## Your instructions:
Extract every record, exactly as written, and ignore the pictures.

╭─ Recorded data

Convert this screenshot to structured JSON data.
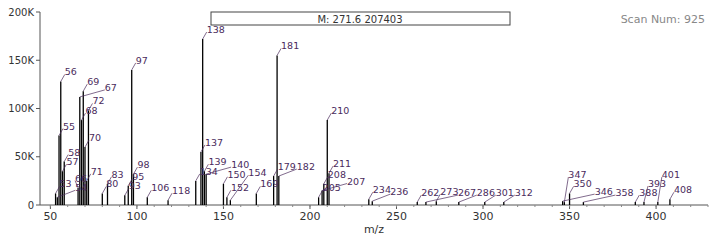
{
  "chart_data": {
    "type": "bar",
    "x_label": "m/z",
    "annotations": [
      "M: 271.6 207403",
      "Scan Num: 925"
    ],
    "x": [
      53,
      54,
      55,
      56,
      57,
      58,
      66,
      67,
      68,
      69,
      70,
      71,
      72,
      80,
      83,
      93,
      95,
      97,
      98,
      106,
      118,
      134,
      137,
      138,
      139,
      140,
      150,
      152,
      154,
      169,
      179,
      181,
      182,
      205,
      207,
      208,
      210,
      211,
      234,
      236,
      262,
      267,
      273,
      286,
      301,
      312,
      346,
      347,
      350,
      358,
      388,
      393,
      401,
      408
    ],
    "values": [
      12000,
      8000,
      72000,
      128000,
      35000,
      45000,
      18000,
      112000,
      88000,
      118000,
      60000,
      25000,
      98000,
      12000,
      22000,
      10000,
      20000,
      140000,
      32000,
      8000,
      5000,
      25000,
      55000,
      172000,
      35000,
      32000,
      22000,
      8000,
      5000,
      12000,
      30000,
      155000,
      30000,
      8000,
      15000,
      22000,
      88000,
      33000,
      6000,
      4000,
      3000,
      3000,
      4000,
      3000,
      3000,
      3000,
      4000,
      3000,
      12000,
      3000,
      3000,
      3000,
      3000,
      6000
    ],
    "color": "#000000",
    "xlim": [
      44,
      430
    ],
    "xticks": [
      50,
      100,
      150,
      200,
      250,
      300,
      350,
      400
    ],
    "ylim": [
      0,
      200000
    ],
    "yticks": [
      0,
      {
        "value": 50000,
        "label": "50K"
      },
      {
        "value": 100000,
        "label": "100K"
      },
      {
        "value": 150000,
        "label": "150K"
      },
      {
        "value": 200000,
        "label": "200K"
      }
    ],
    "grid": false
  }
}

╰─

## Solution:
Convert this screenshot to structured JSON data.
{
  "chart_data": {
    "type": "bar",
    "x_label": "m/z",
    "annotations": [
      "M: 271.6 207403",
      "Scan Num: 925"
    ],
    "x": [
      53,
      54,
      55,
      56,
      57,
      58,
      66,
      67,
      68,
      69,
      70,
      71,
      72,
      80,
      83,
      93,
      95,
      97,
      98,
      106,
      118,
      134,
      137,
      138,
      139,
      140,
      150,
      152,
      154,
      169,
      179,
      181,
      182,
      205,
      207,
      208,
      210,
      211,
      234,
      236,
      262,
      267,
      273,
      286,
      301,
      312,
      346,
      347,
      350,
      358,
      388,
      393,
      401,
      408
    ],
    "values": [
      12000,
      8000,
      72000,
      128000,
      35000,
      45000,
      18000,
      112000,
      88000,
      118000,
      60000,
      25000,
      98000,
      12000,
      22000,
      10000,
      20000,
      140000,
      32000,
      8000,
      5000,
      25000,
      55000,
      172000,
      35000,
      32000,
      22000,
      8000,
      5000,
      12000,
      30000,
      155000,
      30000,
      8000,
      15000,
      22000,
      88000,
      33000,
      6000,
      4000,
      3000,
      3000,
      4000,
      3000,
      3000,
      3000,
      4000,
      3000,
      12000,
      3000,
      3000,
      3000,
      3000,
      6000
    ],
    "color": "#000000",
    "xlim": [
      44,
      430
    ],
    "xticks": [
      50,
      100,
      150,
      200,
      250,
      300,
      350,
      400
    ],
    "ylim": [
      0,
      200000
    ],
    "yticks": [
      0,
      {
        "value": 50000,
        "label": "50K"
      },
      {
        "value": 100000,
        "label": "100K"
      },
      {
        "value": 150000,
        "label": "150K"
      },
      {
        "value": 200000,
        "label": "200K"
      }
    ],
    "grid": false
  }
}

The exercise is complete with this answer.